> [Task requirements]: Find the lines with "上年度无决算" in them and copy them out.

> [Provided records]:
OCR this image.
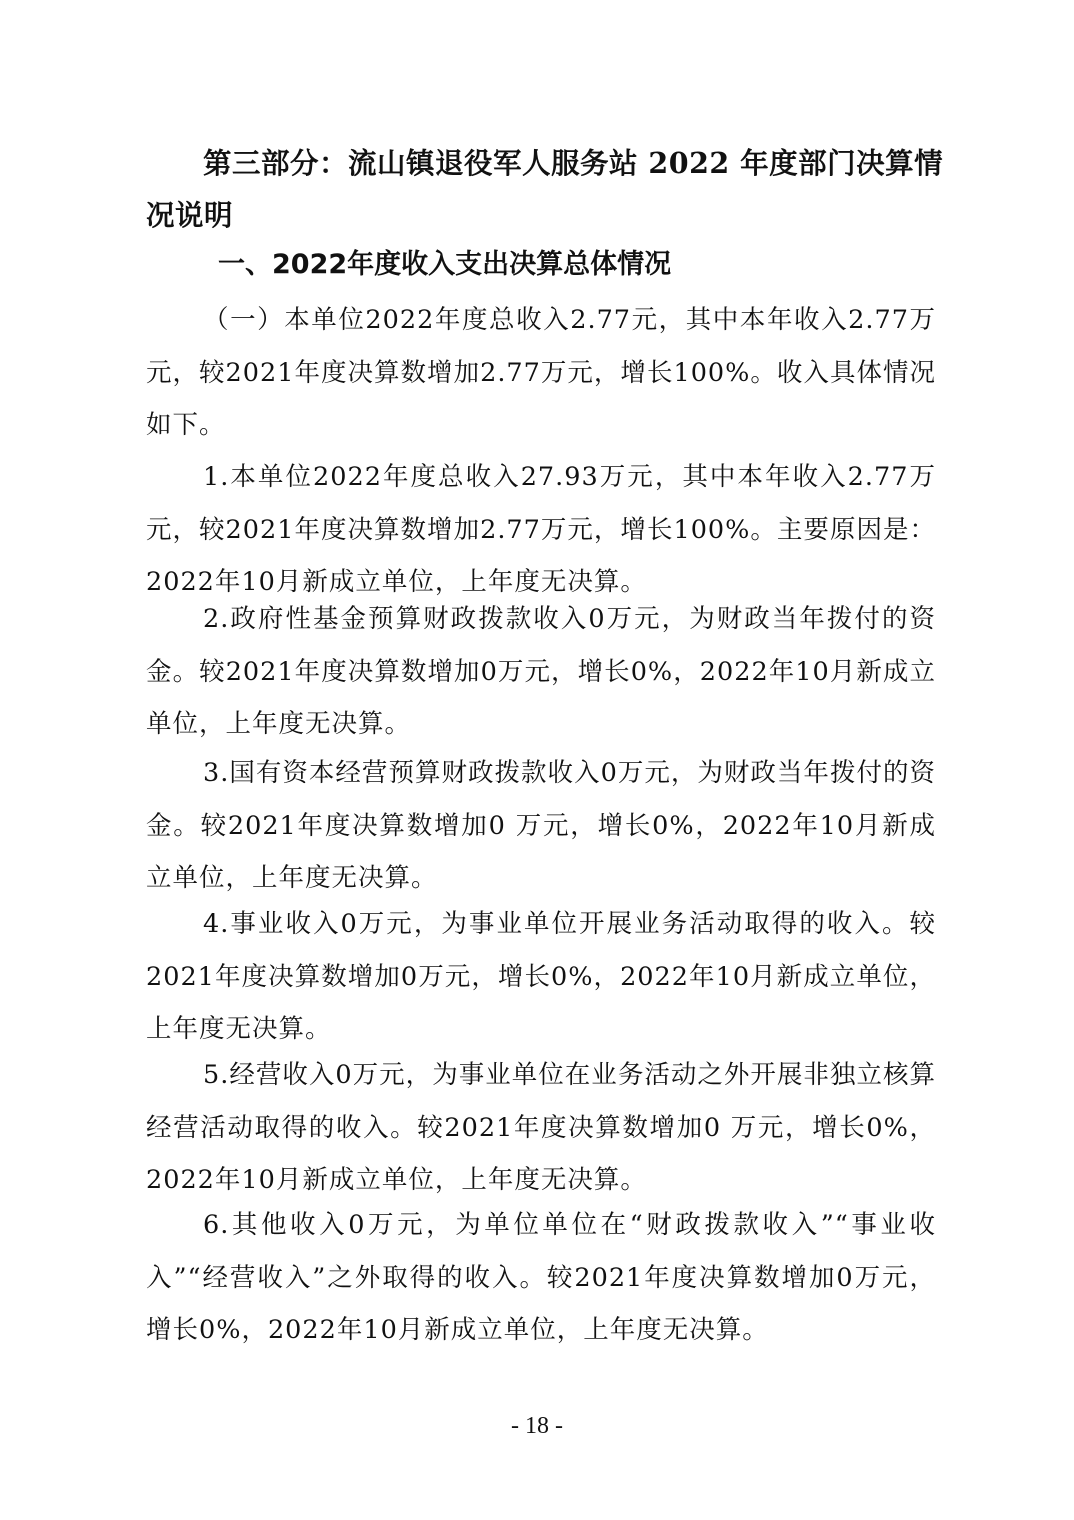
第三部分：流山镇退役军人服务站 2022 年度部门决算情况说明

一、2022年度收入支出决算总体情况

（一）本单位2022年度总收入2.77元，其中本年收入2.77万元，较2021年度决算数增加2.77万元，增长100%。收入具体情况如下。

1.本单位2022年度总收入27.93万元，其中本年收入2.77万元，较2021年度决算数增加2.77万元，增长100%。主要原因是：2022年10月新成立单位，上年度无决算。

2.政府性基金预算财政拨款收入0万元，为财政当年拨付的资金。较2021年度决算数增加0万元，增长0%，2022年10月新成立单位，上年度无决算。

3.国有资本经营预算财政拨款收入0万元，为财政当年拨付的资金。较2021年度决算数增加0 万元，增长0%，2022年10月新成立单位，上年度无决算。

4.事业收入0万元，为事业单位开展业务活动取得的收入。较2021年度决算数增加0万元，增长0%，2022年10月新成立单位，上年度无决算。

5.经营收入0万元，为事业单位在业务活动之外开展非独立核算经营活动取得的收入。较2021年度决算数增加0 万元，增长0%，2022年10月新成立单位，上年度无决算。

6.其他收入0万元，为单位单位在“财政拨款收入”“事业收入”“经营收入”之外取得的收入。较2021年度决算数增加0万元，增长0%，2022年10月新成立单位，上年度无决算。

- 18 -
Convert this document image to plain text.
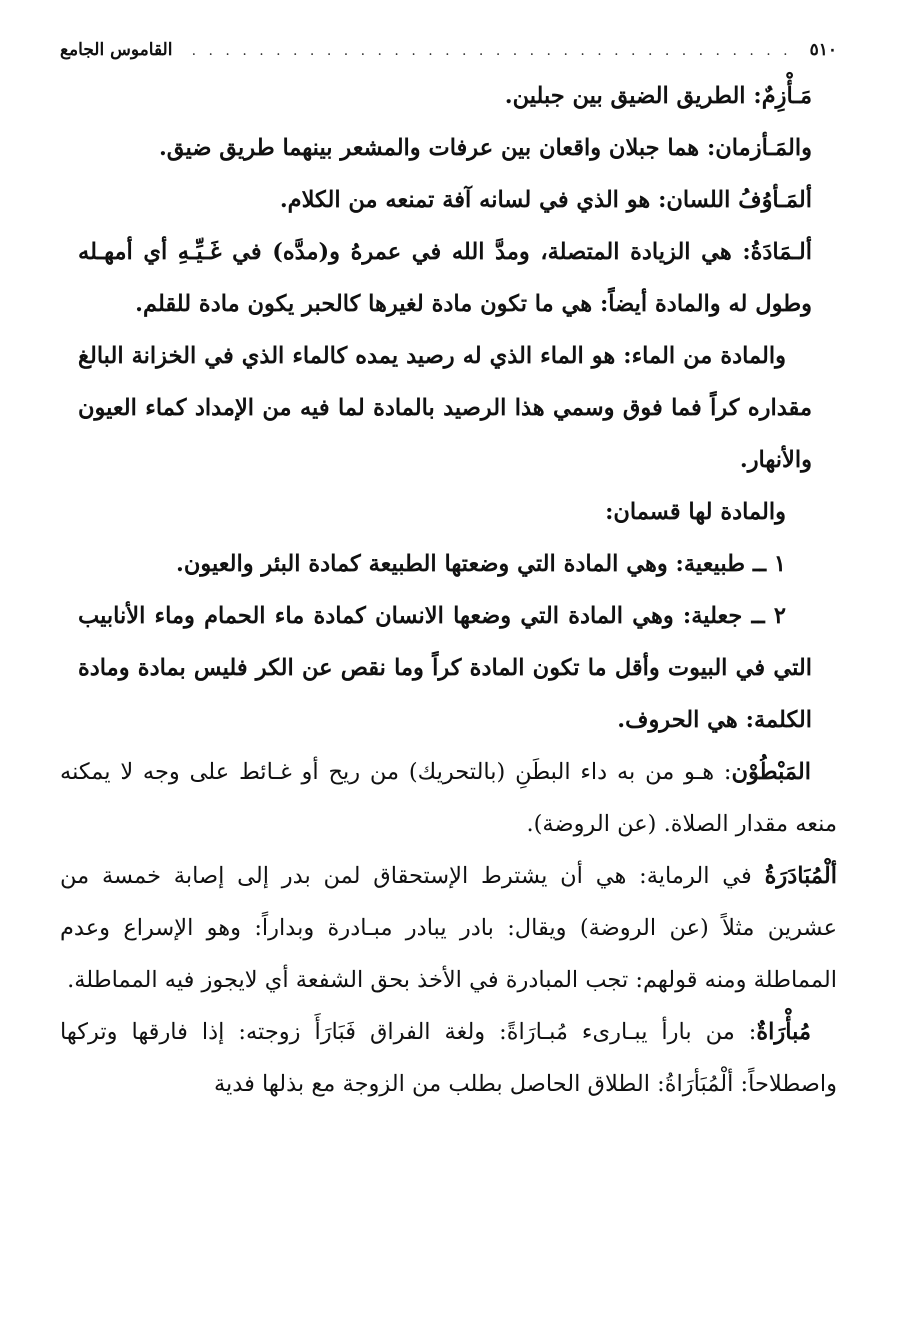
٥١٠
. . .
القاموس الجامع
مَـأْزِمٌ: الطريق الضيق بين جبلين.
والمَـأزمان: هما جبلان واقعان بين عرفات والمشعر بينهما طريق ضيق.
ألمَـأوُفُ اللسان: هو الذي في لسانه آفة تمنعه من الكلام.
ألـمَادَةُ: هي الزيادة المتصلة، ومدَّ الله في عمرهُ و(مدَّه) في غَـيِّـهِ أي أمهـله وطول له والمادة أيضاً: هي ما تكون مادة لغيرها كالحبر يكون مادة للقلم.
والمادة من الماء: هو الماء الذي له رصيد يمده كالماء الذي في الخزانة البالغ مقداره كراً فما فوق وسمي هذا الرصيد بالمادة لما فيه من الإمداد كماء العيون والأنهار.
والمادة لها قسمان:
١ ــ طبيعية: وهي المادة التي وضعتها الطبيعة كمادة البئر والعيون.
٢ ــ جعلية: وهي المادة التي وضعها الانسان كمادة ماء الحمام وماء الأنابيب التي في البيوت وأقل ما تكون المادة كراً وما نقص عن الكر فليس بمادة ومادة الكلمة: هي الحروف.
المَبْطُوْن: هـو من به داء البطَنِ (بالتحريك) من ريح أو غـائط على وجه لا يمكنه منعه مقدار الصلاة. (عن الروضة).
ألْمُبَادَرَةُ في الرماية: هي أن يشترط الإستحقاق لمن بدر إلى إصابة خمسة من عشرين مثلاً (عن الروضة) ويقال: بادر يبادر مبـادرة وبداراً: وهو الإسراع وعدم المماطلة ومنه قولهم: تجب المبادرة في الأخذ بحق الشفعة أي لايجوز فيه المماطلة.
مُبأْرَاةٌ: من بارأ يبـارىء مُبـارَاةً: ولغة الفراق فَبَارَأَ زوجته: إذا فارقها وتركها واصطلاحاً: ألْمُبَأرَاةُ: الطلاق الحاصل بطلب من الزوجة مع بذلها فدية
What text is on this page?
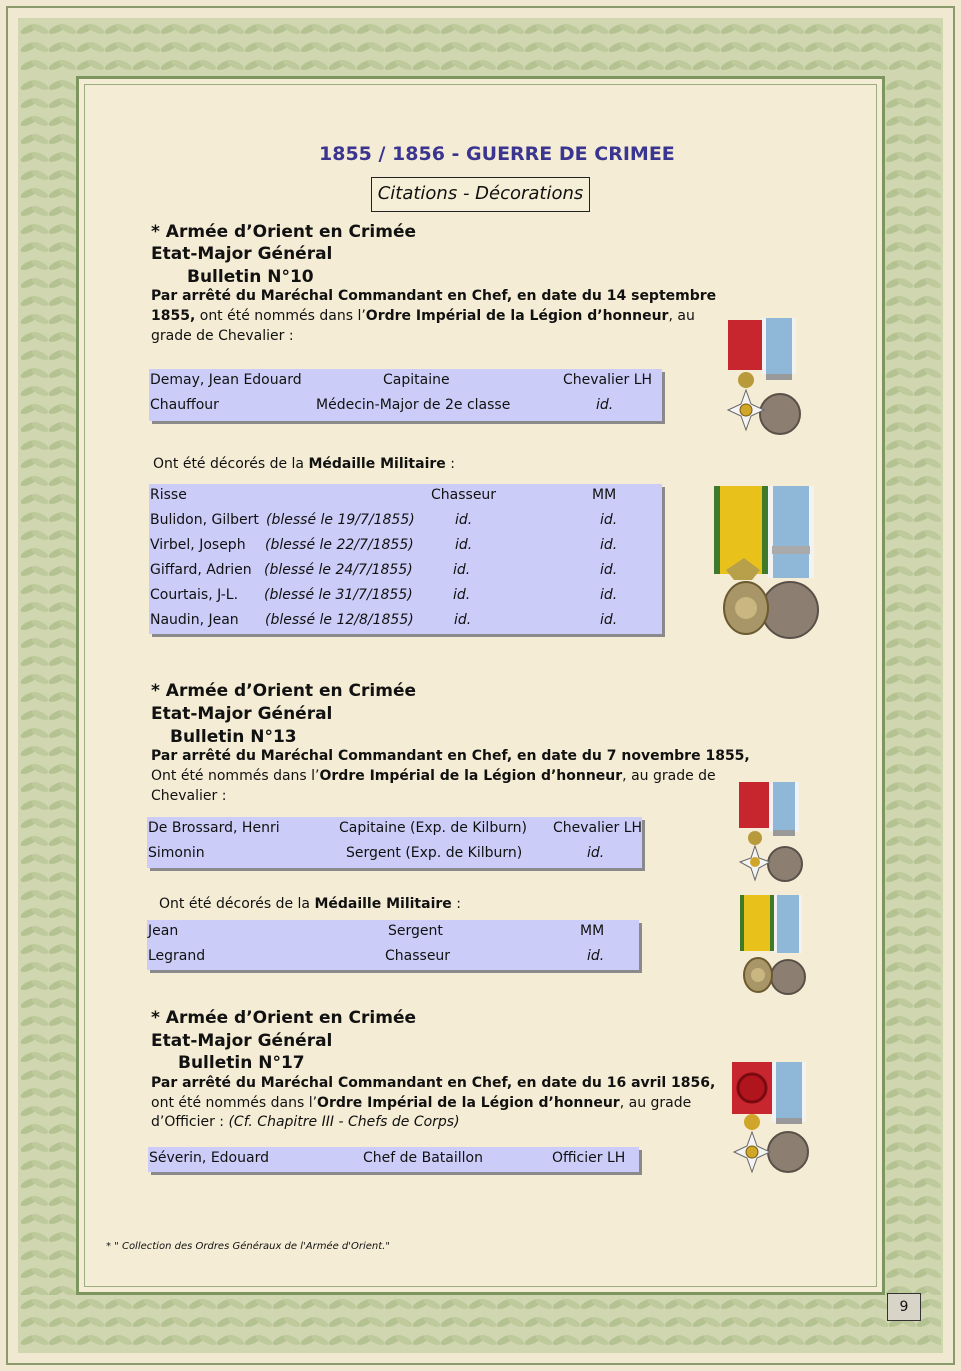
1855 / 1856 - GUERRE DE CRIMEE
Citations - Décorations
* Armée d’Orient en Crimée
Etat-Major Général
Bulletin N°10
Par arrêté du Maréchal Commandant en Chef, en date du 14 septembre
1855, ont été nommés dans l’Ordre Impérial de la Légion d’honneur, au
grade de Chevalier :
Demay, Jean Edouard	Capitaine	Chevalier LH
Chauffour	Médecin-Major de 2e classe	id.
Ont été décorés de la Médaille Militaire :
Risse	Chasseur	MM
Bulidon, Gilbert (blessé le 19/7/1855)	id.	id.
Virbel, Joseph (blessé le 22/7/1855)	id.	id.
Giffard, Adrien (blessé le 24/7/1855)	id.	id.
Courtais, J-L. (blessé le 31/7/1855)	id.	id.
Naudin, Jean (blessé le 12/8/1855)	id.	id.
* Armée d’Orient en Crimée
Etat-Major Général
Bulletin N°13
Par arrêté du Maréchal Commandant en Chef, en date du 7 novembre 1855,
Ont été nommés dans l’Ordre Impérial de la Légion d’honneur, au grade de
Chevalier :
De Brossard, Henri	Capitaine (Exp. de Kilburn) Chevalier LH
Simonin	Sergent (Exp. de Kilburn)	id.
Ont été décorés de la Médaille Militaire :
Jean	Sergent	MM
Legrand	Chasseur	id.
* Armée d’Orient en Crimée
Etat-Major Général
Bulletin N°17
Par arrêté du Maréchal Commandant en Chef, en date du 16 avril 1856,
ont été nommés dans l’Ordre Impérial de la Légion d’honneur, au grade
d’Officier : (Cf. Chapitre III - Chefs de Corps)
Séverin, Edouard	Chef de Bataillon	Officier LH
* " Collection des Ordres Généraux de l'Armée d'Orient."
9
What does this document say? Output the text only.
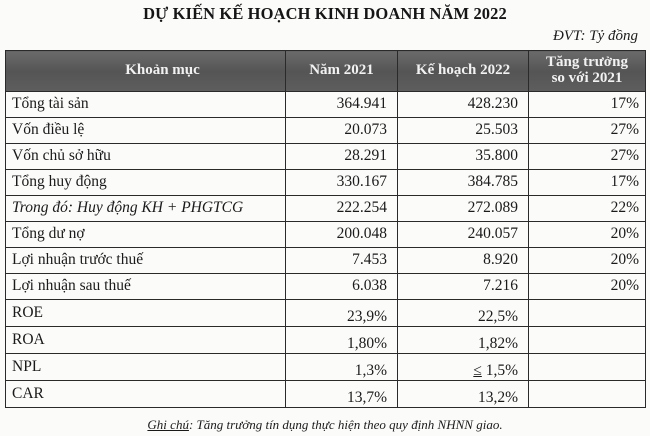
DỰ KIẾN KẾ HOẠCH KINH DOANH NĂM 2022
ĐVT: Tỷ đồng
Khoản mục	Năm 2021	Kế hoạch 2022	Tăng trưởng
so với 2021
Tổng tài sản	364.941	428.230	17%
Vốn điều lệ	20.073	25.503	27%
Vốn chủ sở hữu	28.291	35.800	27%
Tổng huy động	330.167	384.785	17%
Trong đó: Huy động KH + PHGTCG	222.254	272.089	22%
Tổng dư nợ	200.048	240.057	20%
Lợi nhuận trước thuế	7.453	8.920	20%
Lợi nhuận sau thuế	6.038	7.216	20%
ROE	23,9%	22,5%	
ROA	1,80%	1,82%	
NPL	1,3%	≤ 1,5%	
CAR	13,7%	13,2%	
Ghi chú: Tăng trưởng tín dụng thực hiện theo quy định NHNN giao.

> [Complete output]:
1.本单位2022年度总收入27.93万元，其中本年收入2.77万元，较2021年度决算数增加2.77万元，增长100%。主要原因是：2022年10月新成立单位，上年度无决算。
2.政府性基金预算财政拨款收入0万元，为财政当年拨付的资金。较2021年度决算数增加0万元，增长0%，2022年10月新成立单位，上年度无决算。
3.国有资本经营预算财政拨款收入0万元，为财政当年拨付的资金。较2021年度决算数增加0 万元，增长0%，2022年10月新成立单位，上年度无决算。
4.事业收入0万元，为事业单位开展业务活动取得的收入。较2021年度决算数增加0万元，增长0%，2022年10月新成立单位，上年度无决算。
5.经营收入0万元，为事业单位在业务活动之外开展非独立核算经营活动取得的收入。较2021年度决算数增加0 万元，增长0%，2022年10月新成立单位，上年度无决算。
6.其他收入0万元，为单位单位在“财政拨款收入”“事业收入”“经营收入”之外取得的收入。较2021年度决算数增加0万元，增长0%，2022年10月新成立单位，上年度无决算。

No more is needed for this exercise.